Sort through the data and copy the lines holding the word "screen".

* _Stored data_:
-- Start --

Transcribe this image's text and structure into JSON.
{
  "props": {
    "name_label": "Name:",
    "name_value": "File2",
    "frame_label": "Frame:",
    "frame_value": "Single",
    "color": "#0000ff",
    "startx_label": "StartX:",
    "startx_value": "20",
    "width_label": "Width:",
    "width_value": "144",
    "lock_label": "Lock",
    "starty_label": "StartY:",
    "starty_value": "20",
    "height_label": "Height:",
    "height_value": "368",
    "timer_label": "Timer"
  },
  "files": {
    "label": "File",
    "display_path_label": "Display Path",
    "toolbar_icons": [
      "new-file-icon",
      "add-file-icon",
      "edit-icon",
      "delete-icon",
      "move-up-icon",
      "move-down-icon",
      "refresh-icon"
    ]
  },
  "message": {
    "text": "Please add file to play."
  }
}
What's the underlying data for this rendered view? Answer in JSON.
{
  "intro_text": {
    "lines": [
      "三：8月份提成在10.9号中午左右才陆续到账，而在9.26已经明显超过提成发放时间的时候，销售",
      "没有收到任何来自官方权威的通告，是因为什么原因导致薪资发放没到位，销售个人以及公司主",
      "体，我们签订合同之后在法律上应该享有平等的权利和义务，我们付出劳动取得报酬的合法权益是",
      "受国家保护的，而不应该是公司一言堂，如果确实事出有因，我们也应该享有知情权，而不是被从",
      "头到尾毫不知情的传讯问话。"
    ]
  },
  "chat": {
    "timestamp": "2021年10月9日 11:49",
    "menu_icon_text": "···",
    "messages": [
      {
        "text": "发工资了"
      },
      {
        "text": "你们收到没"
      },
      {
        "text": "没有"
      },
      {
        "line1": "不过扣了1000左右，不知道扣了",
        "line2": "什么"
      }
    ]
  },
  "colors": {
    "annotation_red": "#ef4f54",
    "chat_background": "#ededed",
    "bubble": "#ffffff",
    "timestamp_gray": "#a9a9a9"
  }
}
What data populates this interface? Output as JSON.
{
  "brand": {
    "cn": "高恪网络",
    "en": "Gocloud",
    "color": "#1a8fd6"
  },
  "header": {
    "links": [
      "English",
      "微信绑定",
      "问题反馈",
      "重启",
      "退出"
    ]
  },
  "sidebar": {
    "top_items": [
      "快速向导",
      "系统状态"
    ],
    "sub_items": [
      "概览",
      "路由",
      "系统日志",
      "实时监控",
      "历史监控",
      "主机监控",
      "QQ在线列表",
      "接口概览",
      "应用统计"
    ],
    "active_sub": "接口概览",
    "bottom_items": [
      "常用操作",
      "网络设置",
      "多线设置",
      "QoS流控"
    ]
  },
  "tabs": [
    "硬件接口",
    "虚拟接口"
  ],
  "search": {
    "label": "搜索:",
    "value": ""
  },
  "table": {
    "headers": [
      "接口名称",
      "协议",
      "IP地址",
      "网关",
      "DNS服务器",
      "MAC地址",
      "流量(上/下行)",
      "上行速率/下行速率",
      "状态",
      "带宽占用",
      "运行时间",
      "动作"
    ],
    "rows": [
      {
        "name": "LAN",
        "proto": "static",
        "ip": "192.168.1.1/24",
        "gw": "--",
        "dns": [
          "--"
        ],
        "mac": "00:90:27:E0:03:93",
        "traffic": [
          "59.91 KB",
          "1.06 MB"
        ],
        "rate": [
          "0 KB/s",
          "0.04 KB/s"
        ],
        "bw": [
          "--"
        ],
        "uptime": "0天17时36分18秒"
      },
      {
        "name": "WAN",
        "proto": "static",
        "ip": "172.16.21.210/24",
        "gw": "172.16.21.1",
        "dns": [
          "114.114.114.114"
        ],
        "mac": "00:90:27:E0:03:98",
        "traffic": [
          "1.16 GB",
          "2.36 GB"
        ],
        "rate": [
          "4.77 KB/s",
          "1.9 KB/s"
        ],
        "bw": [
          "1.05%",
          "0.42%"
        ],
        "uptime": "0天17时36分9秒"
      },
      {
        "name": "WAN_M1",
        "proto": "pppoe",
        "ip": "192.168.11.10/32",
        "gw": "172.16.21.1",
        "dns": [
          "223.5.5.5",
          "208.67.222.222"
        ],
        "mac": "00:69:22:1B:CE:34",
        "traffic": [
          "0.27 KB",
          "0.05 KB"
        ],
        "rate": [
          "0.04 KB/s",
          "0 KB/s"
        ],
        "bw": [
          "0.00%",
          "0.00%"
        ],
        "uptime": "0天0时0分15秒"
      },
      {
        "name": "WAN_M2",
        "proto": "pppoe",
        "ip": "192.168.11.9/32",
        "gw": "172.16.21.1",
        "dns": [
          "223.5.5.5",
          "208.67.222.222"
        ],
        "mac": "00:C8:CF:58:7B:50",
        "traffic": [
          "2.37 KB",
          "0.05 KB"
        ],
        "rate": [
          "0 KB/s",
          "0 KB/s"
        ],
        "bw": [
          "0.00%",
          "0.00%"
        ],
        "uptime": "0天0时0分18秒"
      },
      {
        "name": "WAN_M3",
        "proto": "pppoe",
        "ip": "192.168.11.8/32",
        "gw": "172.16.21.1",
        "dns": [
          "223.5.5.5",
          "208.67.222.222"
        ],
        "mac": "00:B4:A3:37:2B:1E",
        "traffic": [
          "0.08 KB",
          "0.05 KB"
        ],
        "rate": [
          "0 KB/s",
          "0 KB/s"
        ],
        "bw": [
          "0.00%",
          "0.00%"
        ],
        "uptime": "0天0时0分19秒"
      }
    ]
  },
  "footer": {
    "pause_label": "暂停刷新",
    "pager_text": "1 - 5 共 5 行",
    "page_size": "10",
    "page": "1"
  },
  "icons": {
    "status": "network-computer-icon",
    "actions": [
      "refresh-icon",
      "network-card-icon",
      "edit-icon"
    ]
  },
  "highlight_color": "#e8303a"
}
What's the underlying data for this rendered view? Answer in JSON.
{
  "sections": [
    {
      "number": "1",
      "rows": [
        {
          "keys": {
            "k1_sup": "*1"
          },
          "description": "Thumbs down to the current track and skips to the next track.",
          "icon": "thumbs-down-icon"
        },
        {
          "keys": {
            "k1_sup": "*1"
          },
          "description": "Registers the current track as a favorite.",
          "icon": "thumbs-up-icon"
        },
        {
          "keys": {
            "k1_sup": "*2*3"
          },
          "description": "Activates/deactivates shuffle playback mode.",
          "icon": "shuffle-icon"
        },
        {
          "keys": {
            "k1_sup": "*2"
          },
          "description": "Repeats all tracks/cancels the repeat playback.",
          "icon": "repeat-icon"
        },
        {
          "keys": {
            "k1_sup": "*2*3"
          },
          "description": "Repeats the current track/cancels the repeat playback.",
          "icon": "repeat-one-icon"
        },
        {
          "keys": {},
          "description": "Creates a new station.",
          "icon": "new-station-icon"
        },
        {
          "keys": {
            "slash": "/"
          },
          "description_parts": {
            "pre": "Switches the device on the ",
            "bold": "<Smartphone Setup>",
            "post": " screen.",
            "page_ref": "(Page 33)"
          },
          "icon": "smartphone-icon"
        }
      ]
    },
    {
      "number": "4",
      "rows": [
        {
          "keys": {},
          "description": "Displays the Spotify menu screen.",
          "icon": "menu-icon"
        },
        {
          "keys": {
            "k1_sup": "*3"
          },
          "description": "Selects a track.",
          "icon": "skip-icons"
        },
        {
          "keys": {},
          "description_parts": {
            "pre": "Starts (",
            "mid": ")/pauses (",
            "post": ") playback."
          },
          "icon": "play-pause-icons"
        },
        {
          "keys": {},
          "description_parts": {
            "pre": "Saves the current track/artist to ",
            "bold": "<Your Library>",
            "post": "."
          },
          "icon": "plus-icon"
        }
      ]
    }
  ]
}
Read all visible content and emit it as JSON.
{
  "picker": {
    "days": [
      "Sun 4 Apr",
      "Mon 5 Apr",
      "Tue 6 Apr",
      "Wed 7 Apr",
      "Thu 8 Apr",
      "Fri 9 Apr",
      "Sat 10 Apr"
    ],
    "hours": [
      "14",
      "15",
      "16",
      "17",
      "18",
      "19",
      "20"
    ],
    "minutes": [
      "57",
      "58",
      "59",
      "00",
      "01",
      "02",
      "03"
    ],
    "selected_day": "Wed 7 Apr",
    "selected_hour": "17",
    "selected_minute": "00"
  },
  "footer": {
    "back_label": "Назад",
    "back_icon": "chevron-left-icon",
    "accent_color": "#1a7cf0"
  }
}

-- End --

* _Solution to the exercise_:
            "post": " screen.",
          "description": "Displays the Spotify menu screen.",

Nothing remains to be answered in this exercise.